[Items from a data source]
▬▬▬▬▬▬▬▬▬▬

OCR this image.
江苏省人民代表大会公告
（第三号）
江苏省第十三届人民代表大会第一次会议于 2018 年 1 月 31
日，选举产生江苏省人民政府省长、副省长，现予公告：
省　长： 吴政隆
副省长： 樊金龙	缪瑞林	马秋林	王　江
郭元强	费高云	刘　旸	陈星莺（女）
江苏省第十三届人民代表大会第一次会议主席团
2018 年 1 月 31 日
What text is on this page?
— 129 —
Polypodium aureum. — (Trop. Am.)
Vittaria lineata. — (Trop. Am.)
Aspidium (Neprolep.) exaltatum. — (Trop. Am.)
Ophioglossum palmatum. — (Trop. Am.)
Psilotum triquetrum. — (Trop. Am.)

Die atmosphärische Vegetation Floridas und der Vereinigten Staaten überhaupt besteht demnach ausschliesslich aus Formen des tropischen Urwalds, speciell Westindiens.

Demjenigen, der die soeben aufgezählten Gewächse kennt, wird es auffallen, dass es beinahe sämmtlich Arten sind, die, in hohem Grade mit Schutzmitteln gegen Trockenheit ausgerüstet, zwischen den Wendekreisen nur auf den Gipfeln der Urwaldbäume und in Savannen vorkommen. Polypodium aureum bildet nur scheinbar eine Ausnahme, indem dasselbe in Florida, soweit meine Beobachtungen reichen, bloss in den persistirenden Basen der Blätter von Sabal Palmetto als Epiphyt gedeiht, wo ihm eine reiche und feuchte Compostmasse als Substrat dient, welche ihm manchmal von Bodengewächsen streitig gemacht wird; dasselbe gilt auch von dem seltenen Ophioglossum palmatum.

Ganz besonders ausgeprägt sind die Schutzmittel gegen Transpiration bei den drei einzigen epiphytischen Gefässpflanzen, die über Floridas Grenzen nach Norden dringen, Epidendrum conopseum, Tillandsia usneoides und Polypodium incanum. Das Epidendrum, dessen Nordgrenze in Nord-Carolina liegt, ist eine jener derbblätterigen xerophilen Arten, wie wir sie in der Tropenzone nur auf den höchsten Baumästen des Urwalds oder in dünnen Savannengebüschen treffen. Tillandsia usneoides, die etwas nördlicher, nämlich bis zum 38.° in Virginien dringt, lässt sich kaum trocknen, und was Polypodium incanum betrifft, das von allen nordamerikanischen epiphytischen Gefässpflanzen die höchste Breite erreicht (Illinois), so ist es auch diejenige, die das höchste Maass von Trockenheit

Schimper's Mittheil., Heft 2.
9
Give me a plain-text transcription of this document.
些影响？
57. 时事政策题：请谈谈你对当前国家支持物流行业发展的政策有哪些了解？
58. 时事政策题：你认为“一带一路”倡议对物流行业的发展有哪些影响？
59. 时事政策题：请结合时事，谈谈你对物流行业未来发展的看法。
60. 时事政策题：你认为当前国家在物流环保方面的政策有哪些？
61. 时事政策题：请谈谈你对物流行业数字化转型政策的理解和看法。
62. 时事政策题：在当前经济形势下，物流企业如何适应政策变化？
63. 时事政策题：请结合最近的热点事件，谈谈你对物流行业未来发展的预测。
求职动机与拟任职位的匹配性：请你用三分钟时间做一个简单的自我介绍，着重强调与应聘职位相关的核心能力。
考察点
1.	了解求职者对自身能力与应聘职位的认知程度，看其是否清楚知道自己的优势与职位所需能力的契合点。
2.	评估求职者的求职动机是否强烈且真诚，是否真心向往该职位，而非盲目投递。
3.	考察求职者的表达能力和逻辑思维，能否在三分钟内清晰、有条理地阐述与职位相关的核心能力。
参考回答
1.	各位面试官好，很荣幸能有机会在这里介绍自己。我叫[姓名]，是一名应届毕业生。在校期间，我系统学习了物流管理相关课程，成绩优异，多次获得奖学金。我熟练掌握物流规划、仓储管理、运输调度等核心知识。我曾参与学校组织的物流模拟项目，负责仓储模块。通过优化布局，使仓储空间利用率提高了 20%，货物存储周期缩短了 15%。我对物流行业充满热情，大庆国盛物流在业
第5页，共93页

▬▬▬▬▬▬▬▬▬▬

Gather up, from the records above, each line where the word "时事政策题" appears.

57. 时事政策题：请谈谈你对当前国家支持物流行业发展的政策有哪些了解？
58. 时事政策题：你认为“一带一路”倡议对物流行业的发展有哪些影响？
59. 时事政策题：请结合时事，谈谈你对物流行业未来发展的看法。
60. 时事政策题：你认为当前国家在物流环保方面的政策有哪些？
61. 时事政策题：请谈谈你对物流行业数字化转型政策的理解和看法。
62. 时事政策题：在当前经济形势下，物流企业如何适应政策变化？
63. 时事政策题：请结合最近的热点事件，谈谈你对物流行业未来发展的预测。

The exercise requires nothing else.